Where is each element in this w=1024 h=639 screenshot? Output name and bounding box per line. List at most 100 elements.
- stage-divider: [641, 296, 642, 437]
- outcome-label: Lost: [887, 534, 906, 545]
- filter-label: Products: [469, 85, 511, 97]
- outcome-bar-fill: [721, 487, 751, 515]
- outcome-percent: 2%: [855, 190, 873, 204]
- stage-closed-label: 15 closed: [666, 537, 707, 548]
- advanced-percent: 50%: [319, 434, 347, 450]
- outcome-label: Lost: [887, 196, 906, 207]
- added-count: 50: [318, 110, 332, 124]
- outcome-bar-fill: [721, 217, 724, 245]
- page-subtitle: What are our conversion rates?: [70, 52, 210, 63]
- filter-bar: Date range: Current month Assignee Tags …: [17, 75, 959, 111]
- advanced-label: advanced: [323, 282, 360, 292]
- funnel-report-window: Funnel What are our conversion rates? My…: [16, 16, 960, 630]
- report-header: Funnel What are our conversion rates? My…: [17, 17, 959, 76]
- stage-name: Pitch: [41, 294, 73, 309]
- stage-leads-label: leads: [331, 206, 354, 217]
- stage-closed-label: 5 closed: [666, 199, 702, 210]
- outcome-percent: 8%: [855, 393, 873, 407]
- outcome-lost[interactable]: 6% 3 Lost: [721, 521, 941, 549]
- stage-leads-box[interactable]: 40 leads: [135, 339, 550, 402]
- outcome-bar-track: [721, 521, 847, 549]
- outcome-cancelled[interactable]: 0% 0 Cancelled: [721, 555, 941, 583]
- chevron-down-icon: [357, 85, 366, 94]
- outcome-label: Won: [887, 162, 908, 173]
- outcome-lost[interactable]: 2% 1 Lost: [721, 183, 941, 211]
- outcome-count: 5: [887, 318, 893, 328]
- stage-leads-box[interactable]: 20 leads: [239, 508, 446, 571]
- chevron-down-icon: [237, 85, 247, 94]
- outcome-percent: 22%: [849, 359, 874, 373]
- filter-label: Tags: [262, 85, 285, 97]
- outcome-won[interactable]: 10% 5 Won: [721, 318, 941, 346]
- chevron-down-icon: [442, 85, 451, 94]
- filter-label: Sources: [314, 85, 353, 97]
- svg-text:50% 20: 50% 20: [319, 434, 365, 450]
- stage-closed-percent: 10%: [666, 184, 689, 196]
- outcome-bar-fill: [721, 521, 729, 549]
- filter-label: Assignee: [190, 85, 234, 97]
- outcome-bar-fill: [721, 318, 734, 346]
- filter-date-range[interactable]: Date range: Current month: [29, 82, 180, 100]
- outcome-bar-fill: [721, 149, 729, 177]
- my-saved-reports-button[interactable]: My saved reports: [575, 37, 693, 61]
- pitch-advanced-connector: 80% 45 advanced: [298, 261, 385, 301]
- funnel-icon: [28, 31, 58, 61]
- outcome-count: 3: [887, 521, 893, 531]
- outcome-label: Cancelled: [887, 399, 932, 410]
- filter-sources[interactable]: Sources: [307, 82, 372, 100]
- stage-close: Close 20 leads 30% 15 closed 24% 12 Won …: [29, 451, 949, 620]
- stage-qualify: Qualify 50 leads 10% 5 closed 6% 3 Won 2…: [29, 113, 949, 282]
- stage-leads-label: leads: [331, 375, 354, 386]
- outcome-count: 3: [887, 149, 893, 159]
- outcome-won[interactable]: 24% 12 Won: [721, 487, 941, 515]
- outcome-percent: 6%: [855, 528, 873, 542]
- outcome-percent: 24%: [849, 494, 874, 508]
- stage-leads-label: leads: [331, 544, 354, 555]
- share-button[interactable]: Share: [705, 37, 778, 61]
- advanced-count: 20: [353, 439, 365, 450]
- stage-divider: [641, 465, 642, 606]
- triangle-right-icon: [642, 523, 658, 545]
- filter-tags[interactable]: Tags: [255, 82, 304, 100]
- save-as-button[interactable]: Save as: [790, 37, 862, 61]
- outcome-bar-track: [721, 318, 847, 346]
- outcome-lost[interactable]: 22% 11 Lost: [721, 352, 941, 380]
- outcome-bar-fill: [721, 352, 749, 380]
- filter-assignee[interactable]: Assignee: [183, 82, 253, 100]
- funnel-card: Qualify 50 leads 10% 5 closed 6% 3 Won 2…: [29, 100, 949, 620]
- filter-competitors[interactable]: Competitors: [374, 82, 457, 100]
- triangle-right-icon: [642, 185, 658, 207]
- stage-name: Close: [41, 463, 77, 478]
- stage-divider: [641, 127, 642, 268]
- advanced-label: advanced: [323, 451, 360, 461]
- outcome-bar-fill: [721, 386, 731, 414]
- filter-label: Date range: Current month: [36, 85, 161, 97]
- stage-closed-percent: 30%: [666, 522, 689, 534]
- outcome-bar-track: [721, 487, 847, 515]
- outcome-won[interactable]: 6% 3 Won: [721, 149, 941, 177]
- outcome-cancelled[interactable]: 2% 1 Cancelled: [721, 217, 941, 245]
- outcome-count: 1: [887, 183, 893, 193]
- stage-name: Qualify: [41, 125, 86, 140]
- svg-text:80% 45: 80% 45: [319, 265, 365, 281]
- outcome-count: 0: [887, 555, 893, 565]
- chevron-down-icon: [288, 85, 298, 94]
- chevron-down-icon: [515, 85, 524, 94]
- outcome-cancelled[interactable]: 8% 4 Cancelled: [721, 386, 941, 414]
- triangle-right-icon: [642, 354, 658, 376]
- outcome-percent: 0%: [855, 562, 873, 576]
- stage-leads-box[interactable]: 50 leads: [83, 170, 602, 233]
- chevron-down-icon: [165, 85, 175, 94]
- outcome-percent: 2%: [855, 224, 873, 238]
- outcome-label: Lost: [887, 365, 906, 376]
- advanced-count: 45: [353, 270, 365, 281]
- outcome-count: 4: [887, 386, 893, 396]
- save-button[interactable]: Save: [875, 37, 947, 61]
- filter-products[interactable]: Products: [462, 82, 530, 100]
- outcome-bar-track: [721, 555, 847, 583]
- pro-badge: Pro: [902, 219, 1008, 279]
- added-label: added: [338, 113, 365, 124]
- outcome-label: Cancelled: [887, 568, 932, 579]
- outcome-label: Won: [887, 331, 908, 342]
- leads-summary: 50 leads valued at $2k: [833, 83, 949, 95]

☆ ☆ ☆

**Given task**
Turn every line of the material above into a numbered list, leaving out any blank lines.

**Expected answer**
1. Where is each element in this w=1024 h=639 screenshot? Output name and bounding box per line. List at most 100 elements.
2. - stage-divider: [641, 296, 642, 437]
3. - outcome-label: Lost: [887, 534, 906, 545]
4. - filter-label: Products: [469, 85, 511, 97]
5. - outcome-bar-fill: [721, 487, 751, 515]
6. - outcome-percent: 2%: [855, 190, 873, 204]
7. - stage-closed-label: 15 closed: [666, 537, 707, 548]
8. - advanced-percent: 50%: [319, 434, 347, 450]
9. - outcome-label: Lost: [887, 196, 906, 207]
10. - added-count: 50: [318, 110, 332, 124]
11. - outcome-bar-fill: [721, 217, 724, 245]
12. - page-subtitle: What are our conversion rates?: [70, 52, 210, 63]
13. - filter-bar: Date range: Current month Assignee Tags …: [17, 75, 959, 111]
14. - advanced-label: advanced: [323, 282, 360, 292]
15. - funnel-report-window: Funnel What are our conversion rates? My…: [16, 16, 960, 630]
16. - report-header: Funnel What are our conversion rates? My…: [17, 17, 959, 76]
17. - stage-name: Pitch: [41, 294, 73, 309]
18. - stage-leads-label: leads: [331, 206, 354, 217]
19. - stage-closed-label: 5 closed: [666, 199, 702, 210]
20. - outcome-percent: 8%: [855, 393, 873, 407]
21. - outcome-lost[interactable]: 6% 3 Lost: [721, 521, 941, 549]
22. - stage-leads-box[interactable]: 40 leads: [135, 339, 550, 402]
23. - outcome-bar-track: [721, 521, 847, 549]
24. - outcome-cancelled[interactable]: 0% 0 Cancelled: [721, 555, 941, 583]
25. - chevron-down-icon: [357, 85, 366, 94]
26. - outcome-label: Won: [887, 162, 908, 173]
27. - outcome-lost[interactable]: 2% 1 Lost: [721, 183, 941, 211]
28. - outcome-count: 5: [887, 318, 893, 328]
29. - stage-leads-box[interactable]: 20 leads: [239, 508, 446, 571]
30. - chevron-down-icon: [237, 85, 247, 94]
31. - outcome-percent: 22%: [849, 359, 874, 373]
32. - filter-label: Tags: [262, 85, 285, 97]
33. - outcome-won[interactable]: 10% 5 Won: [721, 318, 941, 346]
34. - chevron-down-icon: [442, 85, 451, 94]
35. - filter-label: Sources: [314, 85, 353, 97]
36. - svg-text:50% 20: 50% 20: [319, 434, 365, 450]
37. - stage-closed-percent: 10%: [666, 184, 689, 196]
38. - outcome-bar-fill: [721, 521, 729, 549]
39. - filter-label: Assignee: [190, 85, 234, 97]
40. - outcome-bar-fill: [721, 318, 734, 346]
41. - filter-date-range[interactable]: Date range: Current month: [29, 82, 180, 100]
42. - outcome-bar-fill: [721, 149, 729, 177]
43. - my-saved-reports-button[interactable]: My saved reports: [575, 37, 693, 61]
44. - pitch-advanced-connector: 80% 45 advanced: [298, 261, 385, 301]
45. - funnel-icon: [28, 31, 58, 61]
46. - outcome-count: 3: [887, 521, 893, 531]
47. - outcome-label: Cancelled: [887, 399, 932, 410]
48. - filter-sources[interactable]: Sources: [307, 82, 372, 100]
49. - stage-close: Close 20 leads 30% 15 closed 24% 12 Won …: [29, 451, 949, 620]
50. - stage-qualify: Qualify 50 leads 10% 5 closed 6% 3 Won 2…: [29, 113, 949, 282]
51. - stage-leads-label: leads: [331, 375, 354, 386]
52. - outcome-count: 3: [887, 149, 893, 159]
53. - outcome-won[interactable]: 24% 12 Won: [721, 487, 941, 515]
54. - outcome-percent: 6%: [855, 528, 873, 542]
55. - outcome-percent: 24%: [849, 494, 874, 508]
56. - stage-leads-label: leads: [331, 544, 354, 555]
57. - share-button[interactable]: Share: [705, 37, 778, 61]
58. - advanced-count: 20: [353, 439, 365, 450]
59. - stage-divider: [641, 465, 642, 606]
60. - triangle-right-icon: [642, 523, 658, 545]
61. - filter-tags[interactable]: Tags: [255, 82, 304, 100]
62. - save-as-button[interactable]: Save as: [790, 37, 862, 61]
63. - outcome-bar-track: [721, 318, 847, 346]
64. - outcome-lost[interactable]: 22% 11 Lost: [721, 352, 941, 380]
65. - outcome-bar-fill: [721, 352, 749, 380]
66. - filter-assignee[interactable]: Assignee: [183, 82, 253, 100]
67. - funnel-card: Qualify 50 leads 10% 5 closed 6% 3 Won 2…: [29, 100, 949, 620]
68. - filter-competitors[interactable]: Competitors: [374, 82, 457, 100]
69. - triangle-right-icon: [642, 185, 658, 207]
70. - stage-name: Close: [41, 463, 77, 478]
71. - stage-divider: [641, 127, 642, 268]
72. - advanced-label: advanced: [323, 451, 360, 461]
73. - outcome-bar-fill: [721, 386, 731, 414]
74. - filter-label: Date range: Current month: [36, 85, 161, 97]
75. - stage-closed-percent: 30%: [666, 522, 689, 534]
76. - outcome-bar-track: [721, 487, 847, 515]
77. - outcome-won[interactable]: 6% 3 Won: [721, 149, 941, 177]
78. - outcome-cancelled[interactable]: 2% 1 Cancelled: [721, 217, 941, 245]
79. - outcome-count: 1: [887, 183, 893, 193]
80. - stage-name: Qualify: [41, 125, 86, 140]
81. - svg-text:80% 45: 80% 45: [319, 265, 365, 281]
82. - outcome-count: 0: [887, 555, 893, 565]
83. - chevron-down-icon: [288, 85, 298, 94]
84. - chevron-down-icon: [515, 85, 524, 94]
85. - outcome-cancelled[interactable]: 8% 4 Cancelled: [721, 386, 941, 414]
86. - triangle-right-icon: [642, 354, 658, 376]
87. - outcome-percent: 0%: [855, 562, 873, 576]
88. - stage-leads-box[interactable]: 50 leads: [83, 170, 602, 233]
89. - chevron-down-icon: [165, 85, 175, 94]
90. - outcome-percent: 2%: [855, 224, 873, 238]
91. - outcome-label: Lost: [887, 365, 906, 376]
92. - advanced-count: 45: [353, 270, 365, 281]
93. - outcome-count: 4: [887, 386, 893, 396]
94. - save-button[interactable]: Save: [875, 37, 947, 61]
95. - filter-products[interactable]: Products: [462, 82, 530, 100]
96. - outcome-bar-track: [721, 555, 847, 583]
97. - pro-badge: Pro: [902, 219, 1008, 279]
98. - added-label: added: [338, 113, 365, 124]
99. - outcome-label: Cancelled: [887, 568, 932, 579]
100. - outcome-label: Won: [887, 331, 908, 342]
101. - leads-summary: 50 leads valued at $2k: [833, 83, 949, 95]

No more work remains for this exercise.